**Task**
Reproduce the records below exactly, leaving out any pictures.

**Supplied material**

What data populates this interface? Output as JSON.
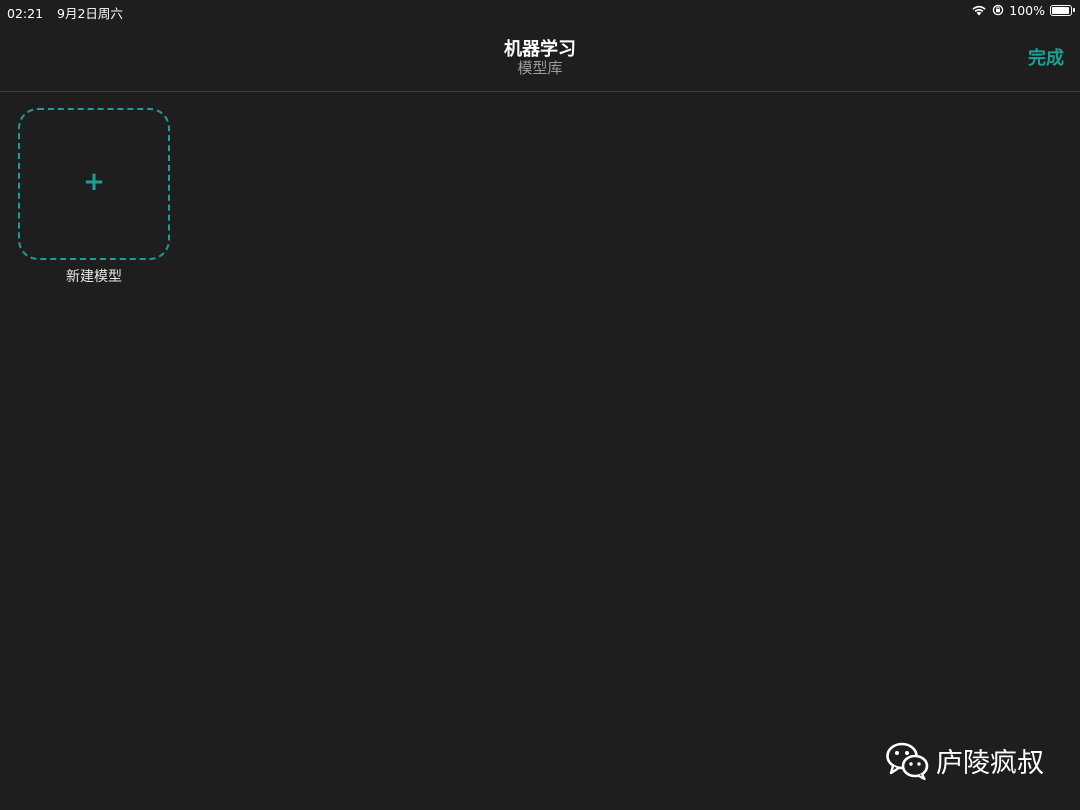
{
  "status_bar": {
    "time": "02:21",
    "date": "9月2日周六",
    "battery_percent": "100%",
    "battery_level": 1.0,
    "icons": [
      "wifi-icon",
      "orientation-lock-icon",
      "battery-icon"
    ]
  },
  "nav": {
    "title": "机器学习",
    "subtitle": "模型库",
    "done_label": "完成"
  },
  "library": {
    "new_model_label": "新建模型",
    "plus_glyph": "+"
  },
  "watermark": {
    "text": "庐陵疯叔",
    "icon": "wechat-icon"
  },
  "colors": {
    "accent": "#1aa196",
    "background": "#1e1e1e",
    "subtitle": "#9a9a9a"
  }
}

**Response**
What data populates this interface? Output as JSON.
{
  "status_bar": {
    "time": "02:21",
    "date": "9月2日周六",
    "battery_percent": "100%",
    "battery_level": 1.0,
    "icons": [
      "wifi-icon",
      "orientation-lock-icon",
      "battery-icon"
    ]
  },
  "nav": {
    "title": "机器学习",
    "subtitle": "模型库",
    "done_label": "完成"
  },
  "library": {
    "new_model_label": "新建模型",
    "plus_glyph": "+"
  },
  "watermark": {
    "text": "庐陵疯叔",
    "icon": "wechat-icon"
  },
  "colors": {
    "accent": "#1aa196",
    "background": "#1e1e1e",
    "subtitle": "#9a9a9a"
  }
}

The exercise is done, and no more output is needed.